- **EXERCISE REQUIREMENTS**:
Repeat the records below exactly as they appear.

- **DATASET RECORDS**:
++++
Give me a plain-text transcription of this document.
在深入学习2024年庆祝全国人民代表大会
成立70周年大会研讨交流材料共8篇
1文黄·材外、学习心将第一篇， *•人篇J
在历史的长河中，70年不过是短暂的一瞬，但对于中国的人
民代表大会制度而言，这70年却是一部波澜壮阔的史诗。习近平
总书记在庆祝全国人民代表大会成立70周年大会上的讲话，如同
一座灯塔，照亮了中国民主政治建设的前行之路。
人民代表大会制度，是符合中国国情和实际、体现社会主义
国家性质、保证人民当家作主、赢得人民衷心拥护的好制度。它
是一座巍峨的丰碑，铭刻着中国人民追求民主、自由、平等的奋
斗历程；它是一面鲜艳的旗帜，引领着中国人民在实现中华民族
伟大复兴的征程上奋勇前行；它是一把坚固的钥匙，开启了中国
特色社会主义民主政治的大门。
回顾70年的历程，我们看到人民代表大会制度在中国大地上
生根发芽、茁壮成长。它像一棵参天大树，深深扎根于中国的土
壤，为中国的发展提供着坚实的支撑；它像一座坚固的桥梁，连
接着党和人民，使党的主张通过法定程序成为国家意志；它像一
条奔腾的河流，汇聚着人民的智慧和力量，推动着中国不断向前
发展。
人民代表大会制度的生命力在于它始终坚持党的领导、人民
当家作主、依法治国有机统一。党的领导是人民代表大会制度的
++++
- **ANSWER TO THE PROBLEM**:
Give me a plain-text transcription of this document.
在深入学习2024年庆祝全国人民代表大会
成立70周年大会研讨交流材料共8篇
1文黄·材外、学习心将第一篇， *•人篇J
在历史的长河中，70年不过是短暂的一瞬，但对于中国的人
民代表大会制度而言，这70年却是一部波澜壮阔的史诗。习近平
总书记在庆祝全国人民代表大会成立70周年大会上的讲话，如同
一座灯塔，照亮了中国民主政治建设的前行之路。
人民代表大会制度，是符合中国国情和实际、体现社会主义
国家性质、保证人民当家作主、赢得人民衷心拥护的好制度。它
是一座巍峨的丰碑，铭刻着中国人民追求民主、自由、平等的奋
斗历程；它是一面鲜艳的旗帜，引领着中国人民在实现中华民族
伟大复兴的征程上奋勇前行；它是一把坚固的钥匙，开启了中国
特色社会主义民主政治的大门。
回顾70年的历程，我们看到人民代表大会制度在中国大地上
生根发芽、茁壮成长。它像一棵参天大树，深深扎根于中国的土
壤，为中国的发展提供着坚实的支撑；它像一座坚固的桥梁，连
接着党和人民，使党的主张通过法定程序成为国家意志；它像一
条奔腾的河流，汇聚着人民的智慧和力量，推动着中国不断向前
发展。
人民代表大会制度的生命力在于它始终坚持党的领导、人民
当家作主、依法治国有机统一。党的领导是人民代表大会制度的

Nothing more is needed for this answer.